## SHORT EXERCISE
Exactly repeat the material, dropping every picture from the copy.

___ RECORDS SUPPLIED

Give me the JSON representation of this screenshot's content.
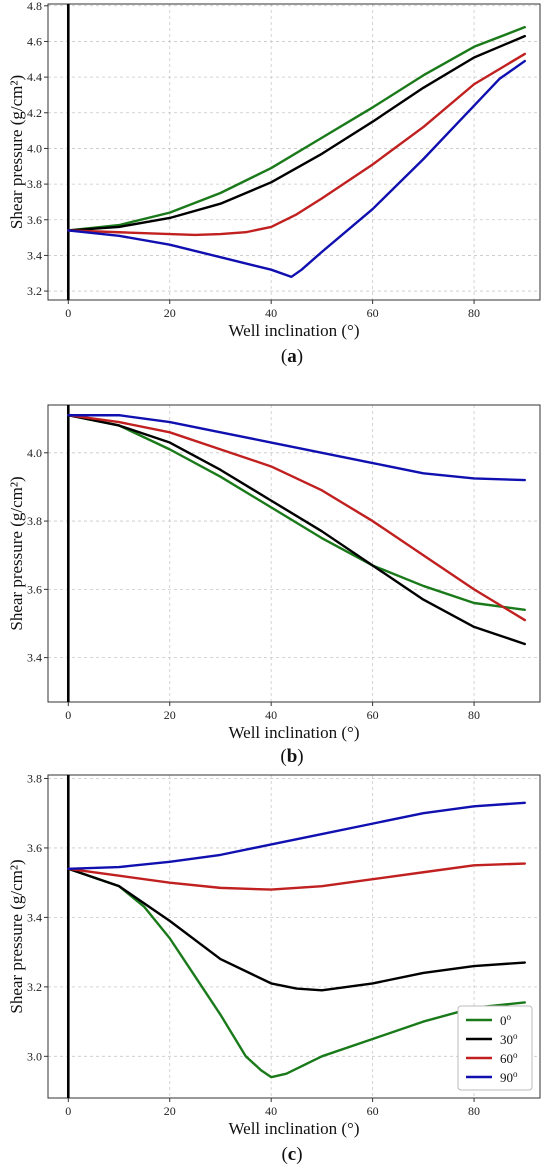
{
  "chart_data": [
    {
      "type": "line",
      "caption": "(a)",
      "caption_prefix": "(",
      "caption_letter": "a",
      "caption_suffix": ")",
      "xlabel": "Well inclination (°)",
      "ylabel": "Shear pressure (g/cm²)",
      "xlim": [
        -4,
        93
      ],
      "ylim": [
        3.15,
        4.81
      ],
      "xticks": [
        0,
        20,
        40,
        60,
        80
      ],
      "yticks": [
        3.2,
        3.4,
        3.6,
        3.8,
        4.0,
        4.2,
        4.4,
        4.6,
        4.8
      ],
      "ytick_labels": [
        "3.2",
        "3.4",
        "3.6",
        "3.8",
        "4.0",
        "4.2",
        "4.4",
        "4.6",
        "4.8"
      ],
      "grid": true,
      "legend": null,
      "series": [
        {
          "color": "#1a7a1a",
          "x": [
            0,
            10,
            20,
            30,
            40,
            50,
            60,
            70,
            80,
            90
          ],
          "y": [
            3.54,
            3.57,
            3.64,
            3.75,
            3.89,
            4.06,
            4.23,
            4.41,
            4.57,
            4.68
          ]
        },
        {
          "color": "#000000",
          "x": [
            0,
            10,
            20,
            30,
            40,
            50,
            60,
            70,
            80,
            90
          ],
          "y": [
            3.54,
            3.56,
            3.61,
            3.69,
            3.81,
            3.97,
            4.15,
            4.34,
            4.51,
            4.63
          ]
        },
        {
          "color": "#c0201f",
          "x": [
            0,
            10,
            20,
            25,
            30,
            35,
            40,
            45,
            50,
            60,
            70,
            80,
            90
          ],
          "y": [
            3.54,
            3.53,
            3.52,
            3.515,
            3.52,
            3.53,
            3.56,
            3.63,
            3.72,
            3.91,
            4.12,
            4.36,
            4.53
          ]
        },
        {
          "color": "#1010b0",
          "x": [
            0,
            10,
            20,
            30,
            40,
            44,
            46,
            50,
            60,
            70,
            80,
            85,
            90
          ],
          "y": [
            3.54,
            3.51,
            3.46,
            3.39,
            3.32,
            3.28,
            3.32,
            3.42,
            3.66,
            3.94,
            4.24,
            4.39,
            4.49
          ]
        }
      ]
    },
    {
      "type": "line",
      "caption": "(b)",
      "caption_prefix": "(",
      "caption_letter": "b",
      "caption_suffix": ")",
      "xlabel": "Well inclination (°)",
      "ylabel": "Shear pressure (g/cm²)",
      "xlim": [
        -4,
        93
      ],
      "ylim": [
        3.27,
        4.14
      ],
      "xticks": [
        0,
        20,
        40,
        60,
        80
      ],
      "yticks": [
        3.4,
        3.6,
        3.8,
        4.0
      ],
      "ytick_labels": [
        "3.4",
        "3.6",
        "3.8",
        "4.0"
      ],
      "grid": true,
      "legend": null,
      "series": [
        {
          "color": "#1a7a1a",
          "x": [
            0,
            10,
            20,
            30,
            40,
            50,
            60,
            70,
            80,
            90
          ],
          "y": [
            4.11,
            4.08,
            4.01,
            3.93,
            3.84,
            3.75,
            3.67,
            3.61,
            3.56,
            3.54
          ]
        },
        {
          "color": "#000000",
          "x": [
            0,
            10,
            20,
            30,
            40,
            50,
            60,
            70,
            80,
            90
          ],
          "y": [
            4.11,
            4.08,
            4.03,
            3.95,
            3.86,
            3.77,
            3.67,
            3.57,
            3.49,
            3.44
          ]
        },
        {
          "color": "#c0201f",
          "x": [
            0,
            10,
            20,
            30,
            40,
            50,
            60,
            70,
            80,
            90
          ],
          "y": [
            4.11,
            4.09,
            4.06,
            4.01,
            3.96,
            3.89,
            3.8,
            3.7,
            3.6,
            3.51
          ]
        },
        {
          "color": "#1010b0",
          "x": [
            0,
            10,
            20,
            30,
            40,
            50,
            60,
            70,
            80,
            90
          ],
          "y": [
            4.11,
            4.11,
            4.09,
            4.06,
            4.03,
            4.0,
            3.97,
            3.94,
            3.925,
            3.92
          ]
        }
      ]
    },
    {
      "type": "line",
      "caption": "(c)",
      "caption_prefix": "(",
      "caption_letter": "c",
      "caption_suffix": ")",
      "xlabel": "Well inclination (°)",
      "ylabel": "Shear pressure (g/cm²)",
      "xlim": [
        -4,
        93
      ],
      "ylim": [
        2.88,
        3.81
      ],
      "xticks": [
        0,
        20,
        40,
        60,
        80
      ],
      "yticks": [
        3.0,
        3.2,
        3.4,
        3.6,
        3.8
      ],
      "ytick_labels": [
        "3.0",
        "3.2",
        "3.4",
        "3.6",
        "3.8"
      ],
      "grid": true,
      "legend": "lower right",
      "series": [
        {
          "name": "0°",
          "legend_base": "0",
          "legend_sup": "o",
          "color": "#1a7a1a",
          "x": [
            0,
            10,
            15,
            20,
            25,
            30,
            35,
            38,
            40,
            43,
            50,
            60,
            70,
            80,
            90
          ],
          "y": [
            3.54,
            3.49,
            3.43,
            3.34,
            3.23,
            3.12,
            3.0,
            2.96,
            2.94,
            2.95,
            3.0,
            3.05,
            3.1,
            3.14,
            3.155
          ]
        },
        {
          "name": "30°",
          "legend_base": "30",
          "legend_sup": "o",
          "color": "#000000",
          "x": [
            0,
            10,
            20,
            30,
            40,
            45,
            50,
            60,
            70,
            80,
            90
          ],
          "y": [
            3.54,
            3.49,
            3.39,
            3.28,
            3.21,
            3.195,
            3.19,
            3.21,
            3.24,
            3.26,
            3.27
          ]
        },
        {
          "name": "60°",
          "legend_base": "60",
          "legend_sup": "o",
          "color": "#c0201f",
          "x": [
            0,
            10,
            20,
            30,
            40,
            50,
            60,
            70,
            80,
            90
          ],
          "y": [
            3.54,
            3.52,
            3.5,
            3.485,
            3.48,
            3.49,
            3.51,
            3.53,
            3.55,
            3.555
          ]
        },
        {
          "name": "90°",
          "legend_base": "90",
          "legend_sup": "o",
          "color": "#1010b0",
          "x": [
            0,
            10,
            20,
            30,
            40,
            50,
            60,
            70,
            80,
            90
          ],
          "y": [
            3.54,
            3.545,
            3.56,
            3.58,
            3.61,
            3.64,
            3.67,
            3.7,
            3.72,
            3.73
          ]
        }
      ]
    }
  ]
}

______

## REPLY TO THE EXERCISE
Give me the JSON representation of this screenshot's content.
{
  "chart_data": [
    {
      "type": "line",
      "caption": "(a)",
      "caption_prefix": "(",
      "caption_letter": "a",
      "caption_suffix": ")",
      "xlabel": "Well inclination (°)",
      "ylabel": "Shear pressure (g/cm²)",
      "xlim": [
        -4,
        93
      ],
      "ylim": [
        3.15,
        4.81
      ],
      "xticks": [
        0,
        20,
        40,
        60,
        80
      ],
      "yticks": [
        3.2,
        3.4,
        3.6,
        3.8,
        4.0,
        4.2,
        4.4,
        4.6,
        4.8
      ],
      "ytick_labels": [
        "3.2",
        "3.4",
        "3.6",
        "3.8",
        "4.0",
        "4.2",
        "4.4",
        "4.6",
        "4.8"
      ],
      "grid": true,
      "legend": null,
      "series": [
        {
          "color": "#1a7a1a",
          "x": [
            0,
            10,
            20,
            30,
            40,
            50,
            60,
            70,
            80,
            90
          ],
          "y": [
            3.54,
            3.57,
            3.64,
            3.75,
            3.89,
            4.06,
            4.23,
            4.41,
            4.57,
            4.68
          ]
        },
        {
          "color": "#000000",
          "x": [
            0,
            10,
            20,
            30,
            40,
            50,
            60,
            70,
            80,
            90
          ],
          "y": [
            3.54,
            3.56,
            3.61,
            3.69,
            3.81,
            3.97,
            4.15,
            4.34,
            4.51,
            4.63
          ]
        },
        {
          "color": "#c0201f",
          "x": [
            0,
            10,
            20,
            25,
            30,
            35,
            40,
            45,
            50,
            60,
            70,
            80,
            90
          ],
          "y": [
            3.54,
            3.53,
            3.52,
            3.515,
            3.52,
            3.53,
            3.56,
            3.63,
            3.72,
            3.91,
            4.12,
            4.36,
            4.53
          ]
        },
        {
          "color": "#1010b0",
          "x": [
            0,
            10,
            20,
            30,
            40,
            44,
            46,
            50,
            60,
            70,
            80,
            85,
            90
          ],
          "y": [
            3.54,
            3.51,
            3.46,
            3.39,
            3.32,
            3.28,
            3.32,
            3.42,
            3.66,
            3.94,
            4.24,
            4.39,
            4.49
          ]
        }
      ]
    },
    {
      "type": "line",
      "caption": "(b)",
      "caption_prefix": "(",
      "caption_letter": "b",
      "caption_suffix": ")",
      "xlabel": "Well inclination (°)",
      "ylabel": "Shear pressure (g/cm²)",
      "xlim": [
        -4,
        93
      ],
      "ylim": [
        3.27,
        4.14
      ],
      "xticks": [
        0,
        20,
        40,
        60,
        80
      ],
      "yticks": [
        3.4,
        3.6,
        3.8,
        4.0
      ],
      "ytick_labels": [
        "3.4",
        "3.6",
        "3.8",
        "4.0"
      ],
      "grid": true,
      "legend": null,
      "series": [
        {
          "color": "#1a7a1a",
          "x": [
            0,
            10,
            20,
            30,
            40,
            50,
            60,
            70,
            80,
            90
          ],
          "y": [
            4.11,
            4.08,
            4.01,
            3.93,
            3.84,
            3.75,
            3.67,
            3.61,
            3.56,
            3.54
          ]
        },
        {
          "color": "#000000",
          "x": [
            0,
            10,
            20,
            30,
            40,
            50,
            60,
            70,
            80,
            90
          ],
          "y": [
            4.11,
            4.08,
            4.03,
            3.95,
            3.86,
            3.77,
            3.67,
            3.57,
            3.49,
            3.44
          ]
        },
        {
          "color": "#c0201f",
          "x": [
            0,
            10,
            20,
            30,
            40,
            50,
            60,
            70,
            80,
            90
          ],
          "y": [
            4.11,
            4.09,
            4.06,
            4.01,
            3.96,
            3.89,
            3.8,
            3.7,
            3.6,
            3.51
          ]
        },
        {
          "color": "#1010b0",
          "x": [
            0,
            10,
            20,
            30,
            40,
            50,
            60,
            70,
            80,
            90
          ],
          "y": [
            4.11,
            4.11,
            4.09,
            4.06,
            4.03,
            4.0,
            3.97,
            3.94,
            3.925,
            3.92
          ]
        }
      ]
    },
    {
      "type": "line",
      "caption": "(c)",
      "caption_prefix": "(",
      "caption_letter": "c",
      "caption_suffix": ")",
      "xlabel": "Well inclination (°)",
      "ylabel": "Shear pressure (g/cm²)",
      "xlim": [
        -4,
        93
      ],
      "ylim": [
        2.88,
        3.81
      ],
      "xticks": [
        0,
        20,
        40,
        60,
        80
      ],
      "yticks": [
        3.0,
        3.2,
        3.4,
        3.6,
        3.8
      ],
      "ytick_labels": [
        "3.0",
        "3.2",
        "3.4",
        "3.6",
        "3.8"
      ],
      "grid": true,
      "legend": "lower right",
      "series": [
        {
          "name": "0°",
          "legend_base": "0",
          "legend_sup": "o",
          "color": "#1a7a1a",
          "x": [
            0,
            10,
            15,
            20,
            25,
            30,
            35,
            38,
            40,
            43,
            50,
            60,
            70,
            80,
            90
          ],
          "y": [
            3.54,
            3.49,
            3.43,
            3.34,
            3.23,
            3.12,
            3.0,
            2.96,
            2.94,
            2.95,
            3.0,
            3.05,
            3.1,
            3.14,
            3.155
          ]
        },
        {
          "name": "30°",
          "legend_base": "30",
          "legend_sup": "o",
          "color": "#000000",
          "x": [
            0,
            10,
            20,
            30,
            40,
            45,
            50,
            60,
            70,
            80,
            90
          ],
          "y": [
            3.54,
            3.49,
            3.39,
            3.28,
            3.21,
            3.195,
            3.19,
            3.21,
            3.24,
            3.26,
            3.27
          ]
        },
        {
          "name": "60°",
          "legend_base": "60",
          "legend_sup": "o",
          "color": "#c0201f",
          "x": [
            0,
            10,
            20,
            30,
            40,
            50,
            60,
            70,
            80,
            90
          ],
          "y": [
            3.54,
            3.52,
            3.5,
            3.485,
            3.48,
            3.49,
            3.51,
            3.53,
            3.55,
            3.555
          ]
        },
        {
          "name": "90°",
          "legend_base": "90",
          "legend_sup": "o",
          "color": "#1010b0",
          "x": [
            0,
            10,
            20,
            30,
            40,
            50,
            60,
            70,
            80,
            90
          ],
          "y": [
            3.54,
            3.545,
            3.56,
            3.58,
            3.61,
            3.64,
            3.67,
            3.7,
            3.72,
            3.73
          ]
        }
      ]
    }
  ]
}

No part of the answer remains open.